PROBLEM DETAILS:
Copy each line exactly.

PROVIDED INFORMATION:
>> Begin
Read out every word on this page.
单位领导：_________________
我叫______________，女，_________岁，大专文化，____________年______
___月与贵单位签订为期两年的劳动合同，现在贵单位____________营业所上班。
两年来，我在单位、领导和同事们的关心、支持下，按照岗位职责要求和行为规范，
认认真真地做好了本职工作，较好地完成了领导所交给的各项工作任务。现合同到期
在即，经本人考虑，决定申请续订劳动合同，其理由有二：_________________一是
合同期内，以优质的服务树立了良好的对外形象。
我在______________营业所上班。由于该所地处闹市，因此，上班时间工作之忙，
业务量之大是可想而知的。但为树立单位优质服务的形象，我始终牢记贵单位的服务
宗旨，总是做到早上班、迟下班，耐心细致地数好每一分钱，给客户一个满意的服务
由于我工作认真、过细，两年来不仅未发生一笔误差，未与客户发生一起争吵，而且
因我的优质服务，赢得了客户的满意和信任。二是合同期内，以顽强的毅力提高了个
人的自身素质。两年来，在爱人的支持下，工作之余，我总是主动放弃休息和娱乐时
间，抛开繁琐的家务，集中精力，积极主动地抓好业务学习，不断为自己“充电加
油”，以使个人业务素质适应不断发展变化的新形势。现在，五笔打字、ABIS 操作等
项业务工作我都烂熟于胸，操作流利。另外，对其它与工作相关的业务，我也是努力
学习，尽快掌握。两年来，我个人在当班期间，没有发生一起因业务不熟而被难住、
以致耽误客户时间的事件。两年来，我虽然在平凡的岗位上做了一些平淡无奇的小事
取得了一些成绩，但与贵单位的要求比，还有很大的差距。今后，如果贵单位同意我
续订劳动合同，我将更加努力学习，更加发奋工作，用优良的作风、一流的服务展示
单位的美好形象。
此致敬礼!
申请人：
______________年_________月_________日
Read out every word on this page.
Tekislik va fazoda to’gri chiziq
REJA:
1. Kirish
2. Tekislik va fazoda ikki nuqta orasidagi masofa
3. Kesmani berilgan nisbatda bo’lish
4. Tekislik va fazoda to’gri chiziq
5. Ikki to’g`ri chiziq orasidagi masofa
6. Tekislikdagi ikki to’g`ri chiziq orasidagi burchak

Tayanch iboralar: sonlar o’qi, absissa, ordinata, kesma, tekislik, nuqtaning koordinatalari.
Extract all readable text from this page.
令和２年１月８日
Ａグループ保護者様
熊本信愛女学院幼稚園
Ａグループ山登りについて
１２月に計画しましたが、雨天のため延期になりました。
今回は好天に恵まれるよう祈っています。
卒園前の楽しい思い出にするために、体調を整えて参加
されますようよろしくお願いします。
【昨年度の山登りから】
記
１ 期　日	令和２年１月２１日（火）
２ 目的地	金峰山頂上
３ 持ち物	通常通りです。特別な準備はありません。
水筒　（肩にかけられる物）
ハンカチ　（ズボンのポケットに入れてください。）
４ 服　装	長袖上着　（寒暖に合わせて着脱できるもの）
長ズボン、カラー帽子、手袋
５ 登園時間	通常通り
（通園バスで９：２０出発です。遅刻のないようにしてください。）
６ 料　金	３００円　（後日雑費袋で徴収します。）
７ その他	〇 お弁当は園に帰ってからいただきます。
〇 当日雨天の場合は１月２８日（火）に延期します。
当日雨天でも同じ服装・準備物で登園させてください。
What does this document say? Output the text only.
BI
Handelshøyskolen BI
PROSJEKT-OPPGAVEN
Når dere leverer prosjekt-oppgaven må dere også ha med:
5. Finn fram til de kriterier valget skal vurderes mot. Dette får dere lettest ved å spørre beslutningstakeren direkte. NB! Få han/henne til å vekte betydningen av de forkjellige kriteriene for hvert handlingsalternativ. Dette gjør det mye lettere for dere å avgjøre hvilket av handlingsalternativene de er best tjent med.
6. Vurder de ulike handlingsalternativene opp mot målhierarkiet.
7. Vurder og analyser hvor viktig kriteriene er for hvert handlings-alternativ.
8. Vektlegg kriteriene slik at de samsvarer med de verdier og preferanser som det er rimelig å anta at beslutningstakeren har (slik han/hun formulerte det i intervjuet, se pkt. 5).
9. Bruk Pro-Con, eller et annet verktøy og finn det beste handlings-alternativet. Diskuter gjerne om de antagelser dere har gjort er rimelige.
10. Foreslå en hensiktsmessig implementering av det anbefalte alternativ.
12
>> End
REPLY TO THE TASK:
Read out every word on this page.
单位领导：_________________
我叫______________，女，_________岁，大专文化，____________年______
___月与贵单位签订为期两年的劳动合同，现在贵单位____________营业所上班。
两年来，我在单位、领导和同事们的关心、支持下，按照岗位职责要求和行为规范，
认认真真地做好了本职工作，较好地完成了领导所交给的各项工作任务。现合同到期
在即，经本人考虑，决定申请续订劳动合同，其理由有二：_________________一是
合同期内，以优质的服务树立了良好的对外形象。
我在______________营业所上班。由于该所地处闹市，因此，上班时间工作之忙，
业务量之大是可想而知的。但为树立单位优质服务的形象，我始终牢记贵单位的服务
宗旨，总是做到早上班、迟下班，耐心细致地数好每一分钱，给客户一个满意的服务
由于我工作认真、过细，两年来不仅未发生一笔误差，未与客户发生一起争吵，而且
因我的优质服务，赢得了客户的满意和信任。二是合同期内，以顽强的毅力提高了个
人的自身素质。两年来，在爱人的支持下，工作之余，我总是主动放弃休息和娱乐时
间，抛开繁琐的家务，集中精力，积极主动地抓好业务学习，不断为自己“充电加
油”，以使个人业务素质适应不断发展变化的新形势。现在，五笔打字、ABIS 操作等
项业务工作我都烂熟于胸，操作流利。另外，对其它与工作相关的业务，我也是努力
学习，尽快掌握。两年来，我个人在当班期间，没有发生一起因业务不熟而被难住、
以致耽误客户时间的事件。两年来，我虽然在平凡的岗位上做了一些平淡无奇的小事
取得了一些成绩，但与贵单位的要求比，还有很大的差距。今后，如果贵单位同意我
续订劳动合同，我将更加努力学习，更加发奋工作，用优良的作风、一流的服务展示
单位的美好形象。
此致敬礼!
申请人：
______________年_________月_________日
Read out every word on this page.
Tekislik va fazoda to’gri chiziq
REJA:
1. Kirish
2. Tekislik va fazoda ikki nuqta orasidagi masofa
3. Kesmani berilgan nisbatda bo’lish
4. Tekislik va fazoda to’gri chiziq
5. Ikki to’g`ri chiziq orasidagi masofa
6. Tekislikdagi ikki to’g`ri chiziq orasidagi burchak

Tayanch iboralar: sonlar o’qi, absissa, ordinata, kesma, tekislik, nuqtaning koordinatalari.
Extract all readable text from this page.
令和２年１月８日
Ａグループ保護者様
熊本信愛女学院幼稚園
Ａグループ山登りについて
１２月に計画しましたが、雨天のため延期になりました。
今回は好天に恵まれるよう祈っています。
卒園前の楽しい思い出にするために、体調を整えて参加
されますようよろしくお願いします。
【昨年度の山登りから】
記
１ 期　日	令和２年１月２１日（火）
２ 目的地	金峰山頂上
３ 持ち物	通常通りです。特別な準備はありません。
水筒　（肩にかけられる物）
ハンカチ　（ズボンのポケットに入れてください。）
４ 服　装	長袖上着　（寒暖に合わせて着脱できるもの）
長ズボン、カラー帽子、手袋
５ 登園時間	通常通り
（通園バスで９：２０出発です。遅刻のないようにしてください。）
６ 料　金	３００円　（後日雑費袋で徴収します。）
７ その他	〇 お弁当は園に帰ってからいただきます。
〇 当日雨天の場合は１月２８日（火）に延期します。
当日雨天でも同じ服装・準備物で登園させてください。
What does this document say? Output the text only.
BI
Handelshøyskolen BI
PROSJEKT-OPPGAVEN
Når dere leverer prosjekt-oppgaven må dere også ha med:
5. Finn fram til de kriterier valget skal vurderes mot. Dette får dere lettest ved å spørre beslutningstakeren direkte. NB! Få han/henne til å vekte betydningen av de forkjellige kriteriene for hvert handlingsalternativ. Dette gjør det mye lettere for dere å avgjøre hvilket av handlingsalternativene de er best tjent med.
6. Vurder de ulike handlingsalternativene opp mot målhierarkiet.
7. Vurder og analyser hvor viktig kriteriene er for hvert handlings-alternativ.
8. Vektlegg kriteriene slik at de samsvarer med de verdier og preferanser som det er rimelig å anta at beslutningstakeren har (slik han/hun formulerte det i intervjuet, se pkt. 5).
9. Bruk Pro-Con, eller et annet verktøy og finn det beste handlings-alternativet. Diskuter gjerne om de antagelser dere har gjort er rimelige.
10. Foreslå en hensiktsmessig implementering av det anbefalte alternativ.
12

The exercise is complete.